### DIRECTIONS
From the records below, copy out every line from the one containing "leader-line-455 bbox=[62, 192, 64, 234]" up to and including the one containing "block-1-week-years: (7 anys)", reproducing each line verbatim.

### DATA FOR THIS EXERCISE

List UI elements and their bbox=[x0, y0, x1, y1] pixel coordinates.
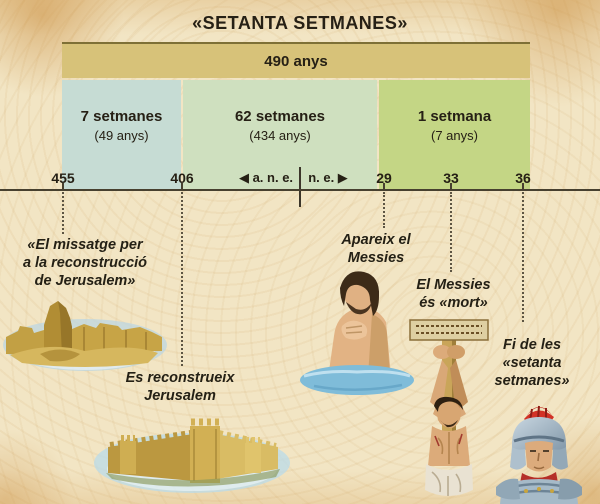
leader-line-455 bbox=[62, 192, 64, 234]
caption-line: de Jerusalem» bbox=[34, 273, 136, 289]
jerusalem-rebuilt-illustration bbox=[94, 418, 290, 493]
tick-label-406: 406 bbox=[170, 170, 194, 186]
total-span-label: 490 anys bbox=[264, 52, 328, 70]
caption-rebuild-message: «El missatge per a la reconstrucció de J… bbox=[5, 236, 165, 290]
block-7-weeks-years: (49 anys) bbox=[94, 128, 149, 143]
block-62-weeks-years: (434 anys) bbox=[249, 128, 311, 143]
diagram-title: «SETANTA SETMANES» bbox=[192, 13, 408, 33]
caption-line: Messies bbox=[347, 250, 405, 266]
block-1-week-years: (7 anys) bbox=[431, 128, 478, 143]
leader-line-36 bbox=[522, 192, 524, 322]
caption-messiah-dead: El Messies és «mort» bbox=[396, 276, 511, 312]
block-62-weeks-label: 62 setmanes bbox=[234, 108, 326, 125]
caption-line: Es reconstrueix bbox=[125, 370, 235, 386]
caption-messiah-appears: Apareix el Messies bbox=[315, 231, 437, 267]
leader-line-33 bbox=[450, 192, 452, 272]
caption-line: setmanes» bbox=[494, 373, 570, 389]
caption-line: Apareix el bbox=[341, 232, 411, 248]
caption-line: «setanta bbox=[502, 355, 562, 371]
era-label-bce: ◀ a. n. e. bbox=[238, 170, 294, 185]
timeline-axis bbox=[0, 189, 600, 191]
block-7-weeks: 7 setmanes (49 anys) bbox=[62, 80, 181, 189]
caption-line: El Messies bbox=[416, 277, 491, 293]
block-7-weeks-label: 7 setmanes bbox=[80, 108, 163, 125]
caption-line: és «mort» bbox=[419, 295, 488, 311]
leader-line-406 bbox=[181, 192, 183, 366]
caption-line: «El missatge per bbox=[27, 237, 143, 253]
caption-line: Jerusalem bbox=[144, 388, 216, 404]
era-divider-line bbox=[299, 167, 301, 207]
tick-406 bbox=[181, 183, 183, 189]
block-1-week: 1 setmana (7 anys) bbox=[379, 80, 530, 189]
messiah-baptism-illustration bbox=[300, 271, 414, 395]
era-label-ce: n. e. ▶ bbox=[308, 170, 348, 185]
caption-jerusalem-rebuilt: Es reconstrueix Jerusalem bbox=[105, 369, 255, 405]
caption-end-of-weeks: Fi de les «setanta setmanes» bbox=[477, 336, 587, 390]
block-62-weeks: 62 setmanes (434 anys) bbox=[183, 80, 377, 189]
tick-label-455: 455 bbox=[51, 170, 75, 186]
messiah-death-illustration bbox=[409, 319, 489, 496]
tick-36 bbox=[522, 183, 524, 189]
total-span-band: 490 anys bbox=[62, 42, 530, 78]
tick-label-36: 36 bbox=[515, 170, 531, 186]
leader-line-29 bbox=[383, 192, 385, 228]
caption-line: Fi de les bbox=[502, 337, 562, 353]
tick-455 bbox=[62, 183, 64, 189]
tick-33 bbox=[450, 183, 452, 189]
tick-label-29: 29 bbox=[376, 170, 392, 186]
tick-29 bbox=[383, 183, 385, 189]
roman-soldier-illustration bbox=[496, 405, 582, 504]
tick-label-33: 33 bbox=[443, 170, 459, 186]
block-1-week-label: 1 setmana bbox=[417, 108, 492, 125]
caption-line: a la reconstrucció bbox=[22, 255, 148, 271]
jerusalem-ruins-illustration bbox=[3, 301, 167, 371]
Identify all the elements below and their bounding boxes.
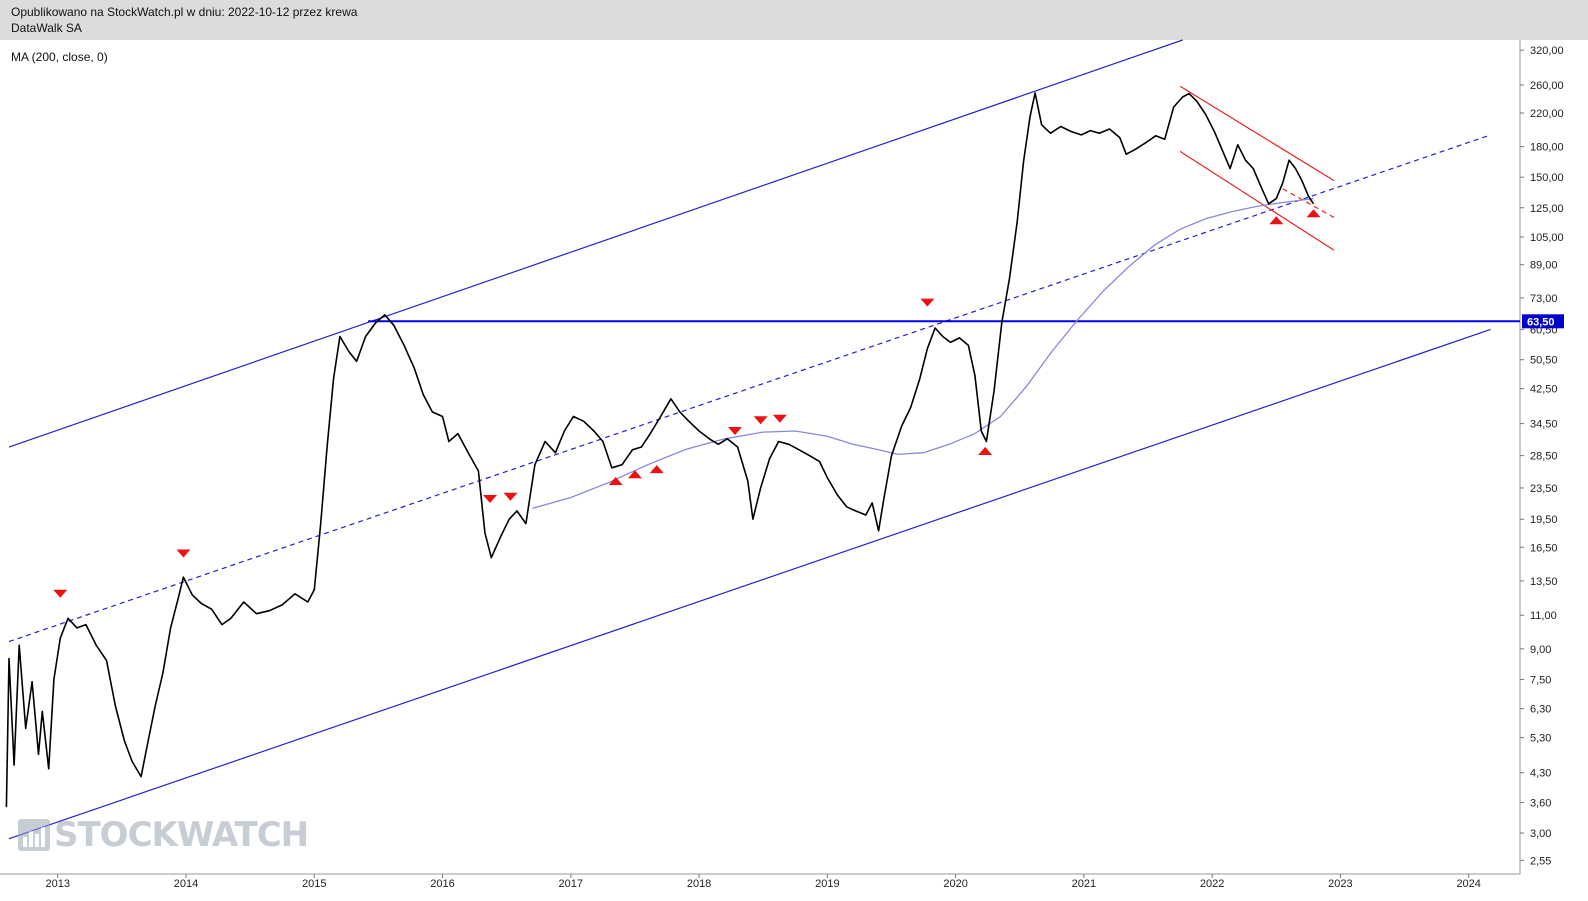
trend-line-red-lower: [1179, 150, 1335, 251]
y-tick-label: 3,00: [1530, 828, 1551, 840]
y-tick-label: 150,00: [1530, 172, 1564, 184]
x-tick-label: 2019: [815, 878, 839, 890]
moving-average: [532, 197, 1314, 510]
x-tick-label: 2013: [45, 878, 69, 890]
x-tick-label: 2021: [1072, 878, 1096, 890]
last-price-tag: [1522, 314, 1564, 329]
chart-frame: [0, 40, 1521, 875]
y-tick-label: 34,50: [1530, 419, 1558, 431]
marker-down-triangle: [772, 414, 787, 423]
x-tick-label: 2014: [174, 878, 198, 890]
x-tick-label: 2015: [302, 878, 326, 890]
y-tick-label: 23,50: [1530, 483, 1558, 495]
x-tick-label: 2022: [1200, 878, 1224, 890]
y-tick-label: 5,30: [1530, 733, 1551, 745]
marker-down-triangle: [503, 492, 518, 501]
x-tick-label: 2020: [943, 878, 967, 890]
x-tick-label: 2023: [1328, 878, 1352, 890]
bar-chart-logo-icon: [18, 819, 50, 851]
y-axis: 320,00 260,00 220,00 180,00 150,00 125,00 105,…: [1520, 45, 1564, 867]
marker-down-triangle: [727, 427, 742, 436]
y-tick-label: 16,50: [1530, 542, 1558, 554]
y-tick-label: 2,55: [1530, 855, 1551, 867]
x-axis: 2013 2014 2015 2016 2017 2018 2019 2020 2021 2022…: [45, 874, 1481, 890]
y-tick-label: 180,00: [1530, 142, 1564, 154]
price-series: [5, 92, 1315, 808]
y-tick-label: 42,50: [1530, 384, 1558, 396]
y-tick-label: 50,50: [1530, 355, 1558, 367]
y-tick-label: 11,00: [1530, 610, 1557, 622]
indicator-label: MA (200, close, 0): [11, 50, 108, 64]
x-tick-label: 2024: [1456, 878, 1480, 890]
marker-down-triangle: [482, 495, 497, 504]
y-tick-label: 4,30: [1530, 768, 1551, 780]
marker-up-triangle: [608, 476, 623, 485]
marker-down-triangle: [920, 298, 935, 307]
y-tick-label: 89,00: [1530, 260, 1558, 272]
x-tick-label: 2018: [687, 878, 711, 890]
stockwatch-watermark: STOCKWATCH: [18, 815, 309, 855]
last-price-tag-label: 63,50: [1527, 316, 1555, 328]
y-tick-label: 3,60: [1530, 797, 1551, 809]
y-tick-label: 13,50: [1530, 576, 1558, 588]
trend-line-channel-lower: [8, 328, 1491, 840]
published-line: Opublikowano na StockWatch.pl w dniu: 20…: [11, 5, 358, 19]
trend-line-red-mid: [1282, 188, 1335, 218]
trend-line-channel-middle: [8, 134, 1491, 643]
instrument-name: DataWalk SA: [11, 21, 82, 35]
marker-up-triangle: [1306, 209, 1321, 218]
y-tick-label: 7,50: [1530, 674, 1551, 686]
trend-lines: [8, 39, 1520, 840]
y-tick-label: 320,00: [1530, 45, 1564, 57]
marker-up-triangle: [1269, 216, 1284, 225]
y-tick-label: 28,50: [1530, 451, 1558, 463]
header-bar: Opublikowano na StockWatch.pl w dniu: 20…: [0, 0, 1588, 40]
trend-line-channel-upper: [8, 39, 1183, 448]
y-tick-label: 260,00: [1530, 80, 1564, 92]
y-tick-label: 105,00: [1530, 232, 1564, 244]
marker-up-triangle: [978, 446, 993, 455]
marker-up-triangle: [649, 465, 664, 474]
x-tick-label: 2016: [430, 878, 454, 890]
x-tick-label: 2017: [559, 878, 583, 890]
y-tick-label: 6,30: [1530, 704, 1551, 716]
y-tick-label: 73,00: [1530, 293, 1558, 305]
signal-markers: [53, 209, 1321, 598]
y-tick-label: 125,00: [1530, 203, 1564, 215]
marker-down-triangle: [53, 589, 68, 598]
marker-down-triangle: [753, 416, 768, 425]
marker-down-triangle: [176, 549, 191, 558]
price-line: [5, 92, 1315, 808]
trend-line-red-upper: [1179, 85, 1335, 182]
y-tick-label: 9,00: [1530, 644, 1551, 656]
ma-200-line: [532, 197, 1314, 510]
marker-up-triangle: [627, 470, 642, 479]
y-tick-label: 220,00: [1530, 108, 1564, 120]
y-tick-label: 19,50: [1530, 514, 1558, 526]
watermark-text: STOCKWATCH: [54, 815, 309, 855]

### THE SOLUTION
leader-line-455 bbox=[62, 192, 64, 234]
caption-line: de Jerusalem» bbox=[34, 273, 136, 289]
jerusalem-rebuilt-illustration bbox=[94, 418, 290, 493]
tick-label-406: 406 bbox=[170, 170, 194, 186]
total-span-label: 490 anys bbox=[264, 52, 328, 70]
caption-rebuild-message: «El missatge per a la reconstrucció de J… bbox=[5, 236, 165, 290]
block-7-weeks-years: (49 anys) bbox=[94, 128, 149, 143]
block-62-weeks-years: (434 anys) bbox=[249, 128, 311, 143]
diagram-title: «SETANTA SETMANES» bbox=[192, 13, 408, 33]
caption-line: Messies bbox=[347, 250, 405, 266]
block-1-week-years: (7 anys) bbox=[431, 128, 478, 143]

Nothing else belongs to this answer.